Stored data entries

::::

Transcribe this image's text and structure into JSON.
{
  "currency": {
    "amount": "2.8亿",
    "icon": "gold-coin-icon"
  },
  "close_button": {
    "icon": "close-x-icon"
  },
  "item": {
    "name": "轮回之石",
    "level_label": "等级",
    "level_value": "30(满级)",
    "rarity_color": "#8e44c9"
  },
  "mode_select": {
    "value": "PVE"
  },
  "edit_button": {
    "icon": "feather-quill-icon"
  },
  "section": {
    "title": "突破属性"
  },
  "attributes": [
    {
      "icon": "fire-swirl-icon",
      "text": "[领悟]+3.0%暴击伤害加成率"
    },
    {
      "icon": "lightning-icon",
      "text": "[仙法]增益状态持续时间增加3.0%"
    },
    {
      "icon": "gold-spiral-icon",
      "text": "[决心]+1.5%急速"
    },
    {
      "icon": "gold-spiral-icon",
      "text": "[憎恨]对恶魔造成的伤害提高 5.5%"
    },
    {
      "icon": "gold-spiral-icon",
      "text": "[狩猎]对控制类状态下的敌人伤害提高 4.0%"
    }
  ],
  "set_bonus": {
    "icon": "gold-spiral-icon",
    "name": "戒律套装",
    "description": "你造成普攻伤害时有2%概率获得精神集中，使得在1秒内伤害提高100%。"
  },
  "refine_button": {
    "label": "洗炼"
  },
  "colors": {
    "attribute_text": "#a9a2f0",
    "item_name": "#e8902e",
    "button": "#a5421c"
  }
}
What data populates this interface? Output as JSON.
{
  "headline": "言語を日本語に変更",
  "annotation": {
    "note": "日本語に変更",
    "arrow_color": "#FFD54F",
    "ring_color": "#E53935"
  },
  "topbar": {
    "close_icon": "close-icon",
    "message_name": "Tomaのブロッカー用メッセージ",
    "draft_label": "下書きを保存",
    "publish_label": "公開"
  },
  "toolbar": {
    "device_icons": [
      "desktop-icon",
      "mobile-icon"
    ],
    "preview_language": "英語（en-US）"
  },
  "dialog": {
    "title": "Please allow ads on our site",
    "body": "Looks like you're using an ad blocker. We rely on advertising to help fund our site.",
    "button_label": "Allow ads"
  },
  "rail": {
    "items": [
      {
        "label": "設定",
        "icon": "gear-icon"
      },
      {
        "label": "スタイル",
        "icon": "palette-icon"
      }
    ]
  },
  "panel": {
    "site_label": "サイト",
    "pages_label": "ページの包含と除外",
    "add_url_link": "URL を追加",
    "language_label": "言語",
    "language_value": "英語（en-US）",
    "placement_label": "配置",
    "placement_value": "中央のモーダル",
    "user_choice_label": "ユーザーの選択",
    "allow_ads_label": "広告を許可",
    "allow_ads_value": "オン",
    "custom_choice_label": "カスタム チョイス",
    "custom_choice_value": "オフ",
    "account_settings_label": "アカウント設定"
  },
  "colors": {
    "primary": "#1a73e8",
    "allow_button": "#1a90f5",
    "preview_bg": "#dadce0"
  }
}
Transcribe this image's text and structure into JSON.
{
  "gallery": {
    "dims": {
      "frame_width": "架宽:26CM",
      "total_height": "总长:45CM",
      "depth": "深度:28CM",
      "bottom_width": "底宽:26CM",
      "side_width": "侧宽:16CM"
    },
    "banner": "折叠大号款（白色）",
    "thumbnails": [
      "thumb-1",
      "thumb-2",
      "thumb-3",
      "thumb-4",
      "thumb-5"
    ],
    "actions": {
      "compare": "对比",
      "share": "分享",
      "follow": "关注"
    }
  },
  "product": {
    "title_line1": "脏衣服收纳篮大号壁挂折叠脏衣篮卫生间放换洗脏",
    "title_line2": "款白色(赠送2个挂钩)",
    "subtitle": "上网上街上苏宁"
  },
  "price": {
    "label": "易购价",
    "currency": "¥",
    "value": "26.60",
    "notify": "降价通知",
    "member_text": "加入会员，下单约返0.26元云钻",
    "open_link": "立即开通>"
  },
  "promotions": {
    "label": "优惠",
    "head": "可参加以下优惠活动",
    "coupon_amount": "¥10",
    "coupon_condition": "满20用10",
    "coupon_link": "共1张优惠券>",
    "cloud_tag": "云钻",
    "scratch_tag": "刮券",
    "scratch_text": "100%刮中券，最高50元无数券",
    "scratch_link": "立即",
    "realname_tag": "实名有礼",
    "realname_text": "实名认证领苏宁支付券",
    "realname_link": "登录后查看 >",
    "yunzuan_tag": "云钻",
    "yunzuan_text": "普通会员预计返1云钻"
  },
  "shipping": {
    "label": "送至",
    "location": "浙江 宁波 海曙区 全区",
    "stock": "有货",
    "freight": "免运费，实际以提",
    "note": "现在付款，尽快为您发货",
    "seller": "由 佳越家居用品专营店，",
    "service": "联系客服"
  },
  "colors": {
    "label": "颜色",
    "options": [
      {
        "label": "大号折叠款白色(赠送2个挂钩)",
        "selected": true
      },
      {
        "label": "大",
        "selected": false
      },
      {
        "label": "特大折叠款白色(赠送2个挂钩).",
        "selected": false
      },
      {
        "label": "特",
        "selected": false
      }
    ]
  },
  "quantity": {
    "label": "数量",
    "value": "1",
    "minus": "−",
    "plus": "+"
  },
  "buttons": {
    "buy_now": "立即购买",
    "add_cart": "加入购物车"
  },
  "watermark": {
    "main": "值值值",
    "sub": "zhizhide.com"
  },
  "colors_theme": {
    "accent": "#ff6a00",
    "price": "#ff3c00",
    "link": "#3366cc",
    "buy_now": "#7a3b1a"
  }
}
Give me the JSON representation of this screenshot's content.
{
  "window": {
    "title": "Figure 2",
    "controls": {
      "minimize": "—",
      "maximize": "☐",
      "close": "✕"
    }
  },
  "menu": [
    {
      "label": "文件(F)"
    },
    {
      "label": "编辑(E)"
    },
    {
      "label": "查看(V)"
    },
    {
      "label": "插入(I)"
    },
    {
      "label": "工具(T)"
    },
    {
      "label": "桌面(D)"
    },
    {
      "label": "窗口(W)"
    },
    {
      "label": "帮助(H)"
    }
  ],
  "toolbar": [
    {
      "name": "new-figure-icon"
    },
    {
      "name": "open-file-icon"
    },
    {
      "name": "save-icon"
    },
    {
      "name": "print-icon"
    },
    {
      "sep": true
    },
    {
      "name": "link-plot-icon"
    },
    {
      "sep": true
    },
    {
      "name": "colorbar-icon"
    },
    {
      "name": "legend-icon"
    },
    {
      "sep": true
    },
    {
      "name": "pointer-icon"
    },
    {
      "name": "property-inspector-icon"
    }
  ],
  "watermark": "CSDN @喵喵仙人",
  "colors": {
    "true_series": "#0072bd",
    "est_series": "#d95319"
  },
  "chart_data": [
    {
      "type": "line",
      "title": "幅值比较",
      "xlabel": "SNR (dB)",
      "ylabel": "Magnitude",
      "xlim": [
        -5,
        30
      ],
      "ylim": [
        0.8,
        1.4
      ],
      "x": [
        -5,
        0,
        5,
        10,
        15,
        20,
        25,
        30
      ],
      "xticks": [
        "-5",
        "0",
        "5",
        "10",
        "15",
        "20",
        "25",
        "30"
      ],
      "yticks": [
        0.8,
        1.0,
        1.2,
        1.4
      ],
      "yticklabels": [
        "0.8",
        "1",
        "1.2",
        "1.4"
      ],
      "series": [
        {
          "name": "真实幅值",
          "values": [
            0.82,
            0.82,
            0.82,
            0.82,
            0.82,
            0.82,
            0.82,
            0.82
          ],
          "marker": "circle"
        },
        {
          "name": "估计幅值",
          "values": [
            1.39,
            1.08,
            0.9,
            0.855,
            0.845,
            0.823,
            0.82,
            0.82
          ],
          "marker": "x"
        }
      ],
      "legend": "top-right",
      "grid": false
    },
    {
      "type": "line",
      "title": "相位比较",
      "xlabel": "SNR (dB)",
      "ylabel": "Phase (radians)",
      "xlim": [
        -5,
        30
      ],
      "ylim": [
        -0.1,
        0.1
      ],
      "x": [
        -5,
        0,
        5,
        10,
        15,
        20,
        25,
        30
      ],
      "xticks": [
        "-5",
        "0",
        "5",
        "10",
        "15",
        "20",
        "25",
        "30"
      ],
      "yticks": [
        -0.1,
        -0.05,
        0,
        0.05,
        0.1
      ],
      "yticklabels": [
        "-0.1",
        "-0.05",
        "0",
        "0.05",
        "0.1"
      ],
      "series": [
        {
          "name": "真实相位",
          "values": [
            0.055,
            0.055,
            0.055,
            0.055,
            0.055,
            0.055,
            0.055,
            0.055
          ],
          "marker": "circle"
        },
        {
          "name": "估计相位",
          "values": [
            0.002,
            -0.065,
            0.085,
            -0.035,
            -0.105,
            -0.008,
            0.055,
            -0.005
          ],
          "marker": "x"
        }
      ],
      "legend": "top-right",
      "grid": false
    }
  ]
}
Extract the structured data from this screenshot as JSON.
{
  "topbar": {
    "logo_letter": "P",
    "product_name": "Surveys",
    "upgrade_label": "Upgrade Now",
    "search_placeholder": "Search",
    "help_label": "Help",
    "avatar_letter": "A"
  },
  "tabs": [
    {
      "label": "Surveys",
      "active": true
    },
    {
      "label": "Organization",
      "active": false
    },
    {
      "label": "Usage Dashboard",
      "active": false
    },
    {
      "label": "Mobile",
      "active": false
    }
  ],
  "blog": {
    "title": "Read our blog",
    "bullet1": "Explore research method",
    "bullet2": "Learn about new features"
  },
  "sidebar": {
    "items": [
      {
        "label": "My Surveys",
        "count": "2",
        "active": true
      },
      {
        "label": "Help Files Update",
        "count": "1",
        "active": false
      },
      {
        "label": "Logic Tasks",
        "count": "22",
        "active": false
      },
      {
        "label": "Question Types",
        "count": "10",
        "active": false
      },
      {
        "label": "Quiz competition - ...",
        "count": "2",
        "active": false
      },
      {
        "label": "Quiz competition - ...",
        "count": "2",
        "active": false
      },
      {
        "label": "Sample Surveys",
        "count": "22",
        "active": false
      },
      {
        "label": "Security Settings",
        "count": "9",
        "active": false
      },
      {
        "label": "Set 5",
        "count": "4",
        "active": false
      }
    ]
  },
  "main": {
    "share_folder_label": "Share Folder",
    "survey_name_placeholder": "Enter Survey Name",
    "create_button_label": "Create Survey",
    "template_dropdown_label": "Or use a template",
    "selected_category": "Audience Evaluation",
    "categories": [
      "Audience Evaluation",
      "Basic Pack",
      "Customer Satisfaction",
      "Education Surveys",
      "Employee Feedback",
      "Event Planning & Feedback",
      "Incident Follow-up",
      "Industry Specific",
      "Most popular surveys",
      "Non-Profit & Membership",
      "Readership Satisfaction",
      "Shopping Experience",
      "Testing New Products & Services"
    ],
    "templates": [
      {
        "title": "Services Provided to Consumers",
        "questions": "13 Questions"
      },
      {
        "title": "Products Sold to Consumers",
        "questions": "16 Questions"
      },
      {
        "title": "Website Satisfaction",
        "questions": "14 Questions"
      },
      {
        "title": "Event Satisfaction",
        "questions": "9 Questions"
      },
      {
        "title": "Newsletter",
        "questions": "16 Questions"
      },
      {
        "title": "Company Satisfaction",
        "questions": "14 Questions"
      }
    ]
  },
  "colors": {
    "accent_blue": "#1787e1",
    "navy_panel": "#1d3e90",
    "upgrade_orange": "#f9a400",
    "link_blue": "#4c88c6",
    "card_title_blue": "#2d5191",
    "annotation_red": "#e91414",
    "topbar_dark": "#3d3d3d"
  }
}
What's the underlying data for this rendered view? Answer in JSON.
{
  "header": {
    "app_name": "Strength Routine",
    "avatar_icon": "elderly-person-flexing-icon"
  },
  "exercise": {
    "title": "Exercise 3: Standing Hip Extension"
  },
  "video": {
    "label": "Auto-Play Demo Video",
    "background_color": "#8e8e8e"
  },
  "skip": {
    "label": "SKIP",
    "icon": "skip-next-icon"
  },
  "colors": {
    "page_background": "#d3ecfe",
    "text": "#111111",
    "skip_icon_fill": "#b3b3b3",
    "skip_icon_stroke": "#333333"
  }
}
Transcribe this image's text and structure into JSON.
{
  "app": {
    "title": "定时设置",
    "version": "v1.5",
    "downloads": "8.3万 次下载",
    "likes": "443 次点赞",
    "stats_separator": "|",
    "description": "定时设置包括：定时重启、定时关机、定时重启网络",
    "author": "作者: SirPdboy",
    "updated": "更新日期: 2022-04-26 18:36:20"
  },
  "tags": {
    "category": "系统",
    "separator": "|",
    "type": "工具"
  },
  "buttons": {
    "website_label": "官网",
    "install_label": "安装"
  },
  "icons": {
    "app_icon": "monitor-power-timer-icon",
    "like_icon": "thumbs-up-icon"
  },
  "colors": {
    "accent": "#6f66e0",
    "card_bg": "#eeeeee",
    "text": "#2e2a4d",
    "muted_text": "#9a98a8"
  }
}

::::

* **What is required**
The word "Event" may occur in lines of the records. Report how many such lines there are, giving only the number.

* **Result of this task**
2